=======================================
   Snakefood PyCon 2008 Talk Outline
=======================================
:Abstract:

   Slides outline for a talk on Snakefood.

.. contents::
..
    1   Introduction
    2   Motivation: the use of dependencies
    3   What do I mean by "a dependency"
    4   The Python style often tolerates side-effects
    5   Conditional dependencies
    6   AST
    7   The food-chain
    8   Clustering
    9   Examples / Filtering
    10  Zero Configuration: Auto-detect roots
    11  "Follow" and "Internal"
    12  File format
    13  Parser
    14  Checker
    15  Codebase
    16  Results
    17  Results
    18  Demo
    19  Links


Introduction
============

    [Slide]

      Snakefood
      http://furius.ca/snakefood/

      Martin Blais
      Furius


Motivation: the use of dependencies
===================================

    [Slide]

        {pretty picture of a nice depgraph}

      - Snakefood generates dependency graphs
      - Is an analysis and refactoring tool
      - Zero configuration
      - All pure Python code
      - Works on many platforms

    [Notes]

      - How to generate dependency graphs between Python modules
      - Useful for analysing and refactoring code.


What do I mean by "a dependency"
================================

    [Slide]

       a.py                          b.py
       ----------------------        ----------------------
       import b                      ...

           {[could of a}  -> {cloud of b}

    [Notes]

    "In Python, there is no enforcement that the dependencies are a
    DAG:

    - No compile-time dependencies (via the linker)
    - Circular dependencies are not even a problem most of the time.

    A full graph is not desireable, because it can cause problems
    later. Dependencies start creeping where they were not expected,
    code becomes difficult to modularize, chaos ensues. "


The Python style often tolerates side-effects
=============================================

    [Slide/1]

      import SomeModule

    [Notes]

      "In Python, I have problems with that code. The reason why?
      This."

    [Slide/2]

      SomeModule.py:
      ------------------------

      # Connect to the database.
      conn = dbapi.connect(dbname="accounts.db", user=...)

    [Notes]

      "You cannot assume that you can import a module without
      side-effects. In fact, in Python, people do things like that all
      the time. It's a cultural problem."
------------------------------------------------------------------------
* Aim of the task: Could you output, word for word, the portion of the Snakefood talk outline that opens with "- Snakefood generates" and closes with "and refactoring code."?

* Data:
------------------------------------------------------------------------
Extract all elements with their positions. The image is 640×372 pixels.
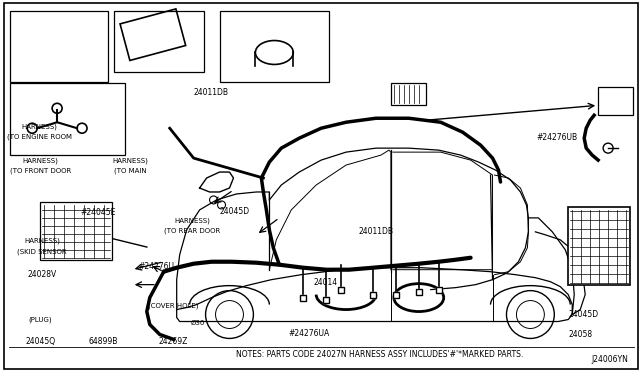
------------------------------------------------------------------------
* Correct response:
- Snakefood generates dependency graphs
      - Is an analysis and refactoring tool
      - Zero configuration
      - All pure Python code
      - Works on many platforms

    [Notes]

      - How to generate dependency graphs between Python modules
      - Useful for analysing and refactoring code.